# [TO BE DONE]
In each of the items below, change every "whole-rest" to "semibreve-rest" and give the lines again with nothing else altered. Leave the pictures out.

# [DATASET ROWS]
════════════════

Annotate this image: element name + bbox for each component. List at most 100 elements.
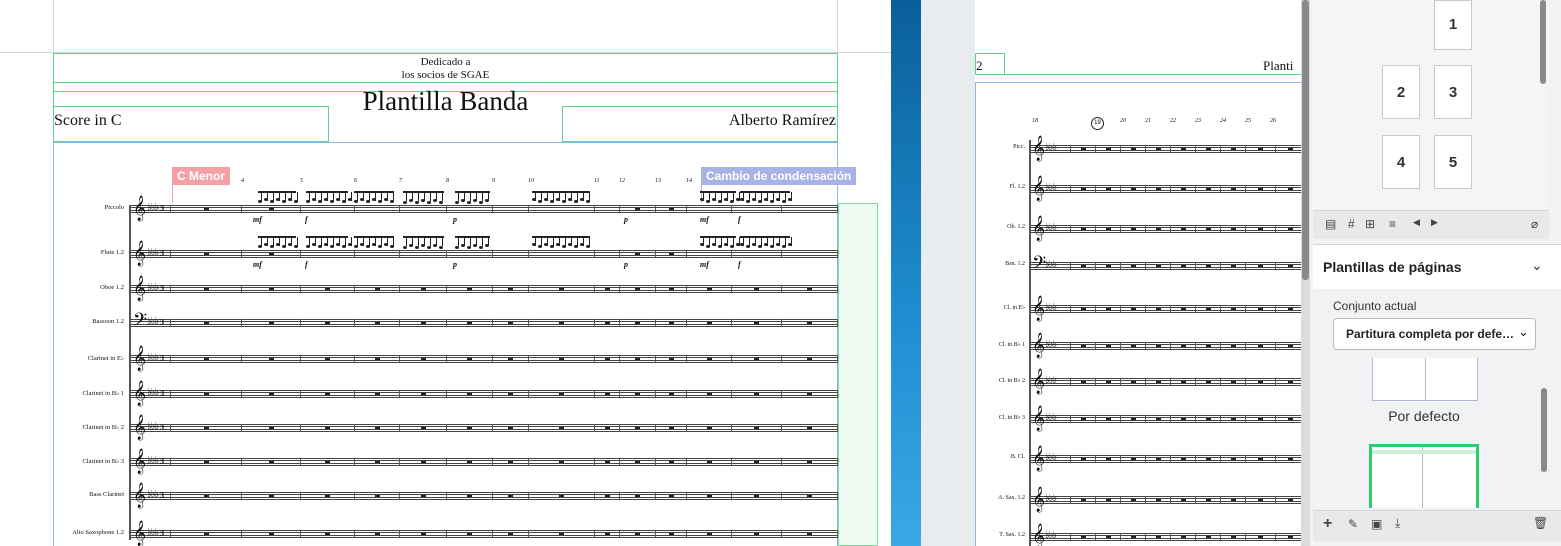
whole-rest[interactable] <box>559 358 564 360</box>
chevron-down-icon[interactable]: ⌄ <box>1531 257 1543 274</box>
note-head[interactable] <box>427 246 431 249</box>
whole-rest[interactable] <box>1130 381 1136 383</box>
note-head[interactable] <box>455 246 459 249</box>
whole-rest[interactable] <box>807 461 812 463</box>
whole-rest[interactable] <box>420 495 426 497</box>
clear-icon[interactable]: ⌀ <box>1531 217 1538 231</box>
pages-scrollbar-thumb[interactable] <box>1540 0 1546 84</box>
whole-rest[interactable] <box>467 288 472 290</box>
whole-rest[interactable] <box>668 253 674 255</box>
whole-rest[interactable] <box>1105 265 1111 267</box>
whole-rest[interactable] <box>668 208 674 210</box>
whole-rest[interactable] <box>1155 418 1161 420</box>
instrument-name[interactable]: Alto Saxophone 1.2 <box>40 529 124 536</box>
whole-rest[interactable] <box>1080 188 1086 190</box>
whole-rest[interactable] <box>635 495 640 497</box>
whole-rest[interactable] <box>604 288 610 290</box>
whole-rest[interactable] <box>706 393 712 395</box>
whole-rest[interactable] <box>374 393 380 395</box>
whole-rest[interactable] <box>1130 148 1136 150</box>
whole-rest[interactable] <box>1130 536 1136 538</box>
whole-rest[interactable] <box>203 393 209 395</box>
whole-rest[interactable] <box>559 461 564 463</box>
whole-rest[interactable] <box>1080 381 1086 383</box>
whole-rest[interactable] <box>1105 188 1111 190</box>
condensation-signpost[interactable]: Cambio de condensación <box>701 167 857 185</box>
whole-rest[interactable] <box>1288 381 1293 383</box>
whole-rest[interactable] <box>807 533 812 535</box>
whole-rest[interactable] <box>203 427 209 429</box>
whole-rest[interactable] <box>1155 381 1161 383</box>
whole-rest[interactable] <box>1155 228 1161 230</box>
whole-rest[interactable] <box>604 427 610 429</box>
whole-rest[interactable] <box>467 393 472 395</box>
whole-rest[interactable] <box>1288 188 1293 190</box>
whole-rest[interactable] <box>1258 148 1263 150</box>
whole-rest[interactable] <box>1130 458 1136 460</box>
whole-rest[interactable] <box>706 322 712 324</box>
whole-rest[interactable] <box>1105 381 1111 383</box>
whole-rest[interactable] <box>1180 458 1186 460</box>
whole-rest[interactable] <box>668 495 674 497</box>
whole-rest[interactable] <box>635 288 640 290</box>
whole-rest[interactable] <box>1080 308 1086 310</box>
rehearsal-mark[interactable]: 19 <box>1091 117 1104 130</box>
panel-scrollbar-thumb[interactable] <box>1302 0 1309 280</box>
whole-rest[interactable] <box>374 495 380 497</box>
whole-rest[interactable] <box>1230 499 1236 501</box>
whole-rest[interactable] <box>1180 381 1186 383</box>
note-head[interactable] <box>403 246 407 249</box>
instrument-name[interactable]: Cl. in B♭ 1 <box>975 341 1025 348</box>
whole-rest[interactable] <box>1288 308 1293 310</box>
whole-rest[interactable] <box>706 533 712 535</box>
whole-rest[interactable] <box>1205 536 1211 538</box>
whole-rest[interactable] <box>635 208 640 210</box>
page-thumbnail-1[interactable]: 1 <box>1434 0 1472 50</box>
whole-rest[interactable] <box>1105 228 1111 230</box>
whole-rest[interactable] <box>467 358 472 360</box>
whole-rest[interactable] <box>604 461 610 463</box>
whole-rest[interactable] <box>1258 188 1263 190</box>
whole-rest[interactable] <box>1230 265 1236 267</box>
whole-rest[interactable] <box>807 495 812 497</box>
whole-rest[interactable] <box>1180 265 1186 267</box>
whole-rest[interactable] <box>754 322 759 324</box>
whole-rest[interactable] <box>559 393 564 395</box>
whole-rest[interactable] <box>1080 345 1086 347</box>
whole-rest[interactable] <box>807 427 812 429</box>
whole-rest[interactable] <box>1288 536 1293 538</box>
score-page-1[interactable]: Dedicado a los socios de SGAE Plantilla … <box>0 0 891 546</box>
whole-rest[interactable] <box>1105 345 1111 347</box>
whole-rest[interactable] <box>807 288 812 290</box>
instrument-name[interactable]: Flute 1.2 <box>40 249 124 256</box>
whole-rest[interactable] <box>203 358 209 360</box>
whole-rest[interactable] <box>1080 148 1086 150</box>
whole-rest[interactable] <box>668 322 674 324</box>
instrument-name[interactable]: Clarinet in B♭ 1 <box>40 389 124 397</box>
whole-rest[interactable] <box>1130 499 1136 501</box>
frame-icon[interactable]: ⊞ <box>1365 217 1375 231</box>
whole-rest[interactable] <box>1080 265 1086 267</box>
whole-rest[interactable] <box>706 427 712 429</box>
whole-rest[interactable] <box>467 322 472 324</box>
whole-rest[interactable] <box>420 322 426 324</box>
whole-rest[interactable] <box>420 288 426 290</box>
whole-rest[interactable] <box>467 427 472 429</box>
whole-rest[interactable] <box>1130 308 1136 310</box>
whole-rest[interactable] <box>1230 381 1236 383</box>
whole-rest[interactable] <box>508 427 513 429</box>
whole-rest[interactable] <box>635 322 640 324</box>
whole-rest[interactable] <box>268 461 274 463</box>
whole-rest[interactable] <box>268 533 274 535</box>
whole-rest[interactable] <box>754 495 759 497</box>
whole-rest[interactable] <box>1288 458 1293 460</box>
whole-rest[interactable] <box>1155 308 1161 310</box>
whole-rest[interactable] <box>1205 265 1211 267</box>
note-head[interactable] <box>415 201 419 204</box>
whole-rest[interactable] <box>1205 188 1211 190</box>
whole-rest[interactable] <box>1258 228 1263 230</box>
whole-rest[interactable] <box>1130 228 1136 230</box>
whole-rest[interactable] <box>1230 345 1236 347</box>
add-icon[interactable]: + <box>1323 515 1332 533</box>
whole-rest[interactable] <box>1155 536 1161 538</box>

════════════════

# [REPLY]
Annotate this image: element name + bbox for each component. List at most 100 elements.
semibreve-rest[interactable] <box>559 358 564 360</box>
chevron-down-icon[interactable]: ⌄ <box>1531 257 1543 274</box>
note-head[interactable] <box>427 246 431 249</box>
semibreve-rest[interactable] <box>1130 381 1136 383</box>
note-head[interactable] <box>455 246 459 249</box>
semibreve-rest[interactable] <box>807 461 812 463</box>
semibreve-rest[interactable] <box>420 495 426 497</box>
clear-icon[interactable]: ⌀ <box>1531 217 1538 231</box>
pages-scrollbar-thumb[interactable] <box>1540 0 1546 84</box>
semibreve-rest[interactable] <box>467 288 472 290</box>
semibreve-rest[interactable] <box>668 253 674 255</box>
semibreve-rest[interactable] <box>1105 265 1111 267</box>
semibreve-rest[interactable] <box>668 208 674 210</box>
semibreve-rest[interactable] <box>1155 418 1161 420</box>
instrument-name[interactable]: Alto Saxophone 1.2 <box>40 529 124 536</box>
semibreve-rest[interactable] <box>1080 188 1086 190</box>
semibreve-rest[interactable] <box>635 495 640 497</box>
semibreve-rest[interactable] <box>604 288 610 290</box>
semibreve-rest[interactable] <box>706 393 712 395</box>
semibreve-rest[interactable] <box>374 393 380 395</box>
semibreve-rest[interactable] <box>1130 148 1136 150</box>
semibreve-rest[interactable] <box>1130 536 1136 538</box>
semibreve-rest[interactable] <box>203 393 209 395</box>
semibreve-rest[interactable] <box>559 461 564 463</box>
semibreve-rest[interactable] <box>1080 381 1086 383</box>
semibreve-rest[interactable] <box>1105 188 1111 190</box>
condensation-signpost[interactable]: Cambio de condensación <box>701 167 857 185</box>
semibreve-rest[interactable] <box>1288 381 1293 383</box>
semibreve-rest[interactable] <box>807 533 812 535</box>
semibreve-rest[interactable] <box>203 427 209 429</box>
semibreve-rest[interactable] <box>1155 381 1161 383</box>
semibreve-rest[interactable] <box>1155 228 1161 230</box>
semibreve-rest[interactable] <box>604 427 610 429</box>
semibreve-rest[interactable] <box>467 393 472 395</box>
semibreve-rest[interactable] <box>1288 188 1293 190</box>
semibreve-rest[interactable] <box>1258 148 1263 150</box>
semibreve-rest[interactable] <box>1130 458 1136 460</box>
semibreve-rest[interactable] <box>706 322 712 324</box>
semibreve-rest[interactable] <box>1105 381 1111 383</box>
semibreve-rest[interactable] <box>1180 458 1186 460</box>
semibreve-rest[interactable] <box>668 495 674 497</box>
semibreve-rest[interactable] <box>635 288 640 290</box>
semibreve-rest[interactable] <box>1080 308 1086 310</box>
rehearsal-mark[interactable]: 19 <box>1091 117 1104 130</box>
panel-scrollbar-thumb[interactable] <box>1302 0 1309 280</box>
semibreve-rest[interactable] <box>374 495 380 497</box>
semibreve-rest[interactable] <box>1230 499 1236 501</box>
semibreve-rest[interactable] <box>1180 381 1186 383</box>
note-head[interactable] <box>403 246 407 249</box>
instrument-name[interactable]: Cl. in B♭ 1 <box>975 341 1025 348</box>
semibreve-rest[interactable] <box>1288 308 1293 310</box>
semibreve-rest[interactable] <box>706 533 712 535</box>
semibreve-rest[interactable] <box>1205 536 1211 538</box>
semibreve-rest[interactable] <box>635 208 640 210</box>
page-thumbnail-1[interactable]: 1 <box>1434 0 1472 50</box>
semibreve-rest[interactable] <box>1105 228 1111 230</box>
semibreve-rest[interactable] <box>467 358 472 360</box>
semibreve-rest[interactable] <box>604 461 610 463</box>
semibreve-rest[interactable] <box>1258 188 1263 190</box>
semibreve-rest[interactable] <box>1230 265 1236 267</box>
semibreve-rest[interactable] <box>807 495 812 497</box>
semibreve-rest[interactable] <box>1180 265 1186 267</box>
semibreve-rest[interactable] <box>754 322 759 324</box>
semibreve-rest[interactable] <box>559 393 564 395</box>
semibreve-rest[interactable] <box>1080 345 1086 347</box>
semibreve-rest[interactable] <box>807 427 812 429</box>
semibreve-rest[interactable] <box>1288 536 1293 538</box>
score-page-1[interactable]: Dedicado a los socios de SGAE Plantilla … <box>0 0 891 546</box>
semibreve-rest[interactable] <box>1105 345 1111 347</box>
semibreve-rest[interactable] <box>807 288 812 290</box>
instrument-name[interactable]: Flute 1.2 <box>40 249 124 256</box>
semibreve-rest[interactable] <box>203 358 209 360</box>
semibreve-rest[interactable] <box>1080 148 1086 150</box>
semibreve-rest[interactable] <box>668 322 674 324</box>
instrument-name[interactable]: Clarinet in B♭ 1 <box>40 389 124 397</box>
semibreve-rest[interactable] <box>1130 499 1136 501</box>
frame-icon[interactable]: ⊞ <box>1365 217 1375 231</box>
semibreve-rest[interactable] <box>1080 265 1086 267</box>
semibreve-rest[interactable] <box>706 427 712 429</box>
semibreve-rest[interactable] <box>467 322 472 324</box>
semibreve-rest[interactable] <box>420 322 426 324</box>
semibreve-rest[interactable] <box>420 288 426 290</box>
semibreve-rest[interactable] <box>467 427 472 429</box>
semibreve-rest[interactable] <box>1130 308 1136 310</box>
semibreve-rest[interactable] <box>1230 381 1236 383</box>
semibreve-rest[interactable] <box>508 427 513 429</box>
semibreve-rest[interactable] <box>635 322 640 324</box>
semibreve-rest[interactable] <box>268 461 274 463</box>
semibreve-rest[interactable] <box>268 533 274 535</box>
semibreve-rest[interactable] <box>754 495 759 497</box>
semibreve-rest[interactable] <box>1288 458 1293 460</box>
semibreve-rest[interactable] <box>1155 308 1161 310</box>
semibreve-rest[interactable] <box>1205 265 1211 267</box>
note-head[interactable] <box>415 201 419 204</box>
semibreve-rest[interactable] <box>1205 188 1211 190</box>
semibreve-rest[interactable] <box>1258 228 1263 230</box>
semibreve-rest[interactable] <box>1130 228 1136 230</box>
semibreve-rest[interactable] <box>1230 345 1236 347</box>
add-icon[interactable]: + <box>1323 515 1332 533</box>
semibreve-rest[interactable] <box>1155 536 1161 538</box>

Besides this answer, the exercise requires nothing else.